• [Exercise]:
Identify the lines containing the word "nghệ". Copy each one.

****************************************

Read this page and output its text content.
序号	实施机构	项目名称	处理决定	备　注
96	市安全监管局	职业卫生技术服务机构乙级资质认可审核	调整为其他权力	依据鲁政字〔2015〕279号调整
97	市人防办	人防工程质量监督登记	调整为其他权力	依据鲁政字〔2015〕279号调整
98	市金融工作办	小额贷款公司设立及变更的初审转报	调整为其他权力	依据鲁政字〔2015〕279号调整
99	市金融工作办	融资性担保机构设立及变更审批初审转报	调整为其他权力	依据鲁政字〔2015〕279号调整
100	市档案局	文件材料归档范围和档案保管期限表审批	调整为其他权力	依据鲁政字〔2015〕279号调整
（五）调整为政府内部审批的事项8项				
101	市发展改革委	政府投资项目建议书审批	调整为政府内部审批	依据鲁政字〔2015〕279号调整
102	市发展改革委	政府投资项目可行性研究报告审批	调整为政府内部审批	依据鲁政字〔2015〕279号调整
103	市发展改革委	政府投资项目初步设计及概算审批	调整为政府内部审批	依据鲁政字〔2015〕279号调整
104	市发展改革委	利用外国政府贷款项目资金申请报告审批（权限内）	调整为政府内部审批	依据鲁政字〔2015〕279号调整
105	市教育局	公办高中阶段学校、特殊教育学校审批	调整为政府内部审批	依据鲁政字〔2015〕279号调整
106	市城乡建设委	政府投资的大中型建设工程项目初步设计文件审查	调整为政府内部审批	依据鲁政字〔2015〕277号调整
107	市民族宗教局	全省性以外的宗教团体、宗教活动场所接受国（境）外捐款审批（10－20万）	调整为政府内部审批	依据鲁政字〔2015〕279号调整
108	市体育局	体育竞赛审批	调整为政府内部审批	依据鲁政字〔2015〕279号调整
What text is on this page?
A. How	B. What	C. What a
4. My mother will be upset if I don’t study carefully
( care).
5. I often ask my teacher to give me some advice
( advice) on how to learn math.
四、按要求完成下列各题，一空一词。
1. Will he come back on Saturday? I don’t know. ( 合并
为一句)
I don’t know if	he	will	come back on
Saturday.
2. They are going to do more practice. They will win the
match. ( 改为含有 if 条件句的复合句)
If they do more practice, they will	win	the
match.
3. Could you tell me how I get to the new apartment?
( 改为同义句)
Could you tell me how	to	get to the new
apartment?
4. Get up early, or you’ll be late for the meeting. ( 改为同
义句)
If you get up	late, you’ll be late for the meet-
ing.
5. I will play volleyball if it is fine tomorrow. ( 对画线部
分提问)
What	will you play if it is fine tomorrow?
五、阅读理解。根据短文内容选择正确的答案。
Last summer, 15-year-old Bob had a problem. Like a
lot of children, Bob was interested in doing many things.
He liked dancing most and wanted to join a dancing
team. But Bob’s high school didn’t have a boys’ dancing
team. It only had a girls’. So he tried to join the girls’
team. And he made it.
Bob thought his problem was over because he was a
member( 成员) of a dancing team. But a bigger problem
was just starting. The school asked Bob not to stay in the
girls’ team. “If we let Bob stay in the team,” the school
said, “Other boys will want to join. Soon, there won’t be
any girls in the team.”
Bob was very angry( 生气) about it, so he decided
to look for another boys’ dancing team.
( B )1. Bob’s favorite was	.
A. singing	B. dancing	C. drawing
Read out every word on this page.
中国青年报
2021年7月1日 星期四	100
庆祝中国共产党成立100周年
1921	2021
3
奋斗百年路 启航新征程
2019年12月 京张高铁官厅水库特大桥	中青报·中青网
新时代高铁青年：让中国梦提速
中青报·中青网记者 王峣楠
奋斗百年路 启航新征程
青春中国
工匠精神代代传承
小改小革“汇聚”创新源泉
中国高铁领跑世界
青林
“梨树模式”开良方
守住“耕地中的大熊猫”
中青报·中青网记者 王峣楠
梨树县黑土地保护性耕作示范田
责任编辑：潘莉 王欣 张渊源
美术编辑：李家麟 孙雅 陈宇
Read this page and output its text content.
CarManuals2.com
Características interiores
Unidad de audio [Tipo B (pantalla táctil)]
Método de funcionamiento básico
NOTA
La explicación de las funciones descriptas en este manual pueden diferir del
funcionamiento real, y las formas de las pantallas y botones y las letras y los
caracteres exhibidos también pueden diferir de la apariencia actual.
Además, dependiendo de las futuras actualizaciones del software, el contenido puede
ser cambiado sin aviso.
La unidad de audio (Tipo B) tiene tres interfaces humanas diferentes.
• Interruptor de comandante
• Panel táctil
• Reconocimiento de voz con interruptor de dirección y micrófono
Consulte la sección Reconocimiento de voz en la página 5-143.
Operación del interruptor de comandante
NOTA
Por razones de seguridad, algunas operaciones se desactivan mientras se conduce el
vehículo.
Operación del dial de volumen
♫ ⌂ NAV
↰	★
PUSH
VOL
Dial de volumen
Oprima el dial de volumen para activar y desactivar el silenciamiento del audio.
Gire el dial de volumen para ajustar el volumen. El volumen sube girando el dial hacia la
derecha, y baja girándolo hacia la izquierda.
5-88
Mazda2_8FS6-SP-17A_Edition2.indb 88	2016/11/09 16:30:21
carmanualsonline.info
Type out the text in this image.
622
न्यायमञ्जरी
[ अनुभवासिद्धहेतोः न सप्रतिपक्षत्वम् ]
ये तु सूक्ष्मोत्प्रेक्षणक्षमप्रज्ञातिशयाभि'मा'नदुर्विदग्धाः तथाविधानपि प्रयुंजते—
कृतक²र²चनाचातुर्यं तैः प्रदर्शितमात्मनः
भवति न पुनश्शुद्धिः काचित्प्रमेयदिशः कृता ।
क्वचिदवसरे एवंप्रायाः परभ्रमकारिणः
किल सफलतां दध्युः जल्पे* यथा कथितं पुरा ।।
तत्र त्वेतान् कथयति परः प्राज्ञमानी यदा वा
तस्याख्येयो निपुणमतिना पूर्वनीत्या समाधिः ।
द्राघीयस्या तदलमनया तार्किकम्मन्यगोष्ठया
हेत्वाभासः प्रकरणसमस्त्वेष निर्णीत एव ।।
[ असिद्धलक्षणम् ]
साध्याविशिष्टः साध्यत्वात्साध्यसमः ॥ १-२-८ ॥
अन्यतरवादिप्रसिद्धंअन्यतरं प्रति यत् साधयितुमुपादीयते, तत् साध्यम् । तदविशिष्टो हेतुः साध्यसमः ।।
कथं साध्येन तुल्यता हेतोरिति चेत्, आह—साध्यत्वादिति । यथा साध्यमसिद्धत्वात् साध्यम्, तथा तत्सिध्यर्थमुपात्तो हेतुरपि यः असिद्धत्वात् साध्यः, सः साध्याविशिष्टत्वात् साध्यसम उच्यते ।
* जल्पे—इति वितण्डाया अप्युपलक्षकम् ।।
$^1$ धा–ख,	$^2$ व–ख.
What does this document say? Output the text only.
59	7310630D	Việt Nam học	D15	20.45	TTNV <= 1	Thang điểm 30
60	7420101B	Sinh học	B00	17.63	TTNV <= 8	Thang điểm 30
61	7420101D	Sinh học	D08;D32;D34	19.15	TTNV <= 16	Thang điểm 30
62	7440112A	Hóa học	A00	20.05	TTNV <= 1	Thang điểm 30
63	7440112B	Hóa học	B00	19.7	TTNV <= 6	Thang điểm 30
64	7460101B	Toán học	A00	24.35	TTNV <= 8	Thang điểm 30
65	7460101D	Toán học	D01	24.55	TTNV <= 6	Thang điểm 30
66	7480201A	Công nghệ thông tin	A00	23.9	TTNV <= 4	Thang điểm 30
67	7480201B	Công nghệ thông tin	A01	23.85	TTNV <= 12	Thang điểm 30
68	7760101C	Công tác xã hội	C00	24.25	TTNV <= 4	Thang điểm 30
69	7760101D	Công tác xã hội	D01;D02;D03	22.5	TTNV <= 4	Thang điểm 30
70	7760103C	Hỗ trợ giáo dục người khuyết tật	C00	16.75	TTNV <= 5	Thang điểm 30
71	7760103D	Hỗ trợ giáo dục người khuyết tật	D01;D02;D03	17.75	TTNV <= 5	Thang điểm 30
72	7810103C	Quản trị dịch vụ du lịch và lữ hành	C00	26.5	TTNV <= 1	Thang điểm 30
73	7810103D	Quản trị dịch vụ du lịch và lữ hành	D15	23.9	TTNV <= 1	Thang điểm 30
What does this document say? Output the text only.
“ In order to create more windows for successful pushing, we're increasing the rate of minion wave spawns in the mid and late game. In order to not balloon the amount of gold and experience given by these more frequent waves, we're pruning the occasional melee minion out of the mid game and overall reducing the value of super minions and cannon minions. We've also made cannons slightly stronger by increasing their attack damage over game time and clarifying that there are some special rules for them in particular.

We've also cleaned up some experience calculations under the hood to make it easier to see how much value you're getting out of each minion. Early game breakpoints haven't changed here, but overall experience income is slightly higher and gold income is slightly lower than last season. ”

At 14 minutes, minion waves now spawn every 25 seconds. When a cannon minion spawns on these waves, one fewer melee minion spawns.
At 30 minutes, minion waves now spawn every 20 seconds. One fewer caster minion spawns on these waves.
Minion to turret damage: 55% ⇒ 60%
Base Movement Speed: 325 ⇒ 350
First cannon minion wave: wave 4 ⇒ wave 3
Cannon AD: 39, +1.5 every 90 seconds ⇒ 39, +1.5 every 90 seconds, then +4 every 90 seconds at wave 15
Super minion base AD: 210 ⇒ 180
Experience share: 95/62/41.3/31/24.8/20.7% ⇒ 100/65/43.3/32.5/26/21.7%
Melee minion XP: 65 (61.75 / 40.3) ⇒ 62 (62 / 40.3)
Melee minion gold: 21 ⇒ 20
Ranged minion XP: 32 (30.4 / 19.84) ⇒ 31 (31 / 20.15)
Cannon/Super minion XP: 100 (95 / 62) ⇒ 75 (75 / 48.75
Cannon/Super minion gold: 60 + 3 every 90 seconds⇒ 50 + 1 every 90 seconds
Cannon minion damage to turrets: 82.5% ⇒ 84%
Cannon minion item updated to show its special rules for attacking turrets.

****************************************

• [Answer below]:
66	7480201A	Công nghệ thông tin	A00	23.9	TTNV <= 4	Thang điểm 30
67	7480201B	Công nghệ thông tin	A01	23.85	TTNV <= 12	Thang điểm 30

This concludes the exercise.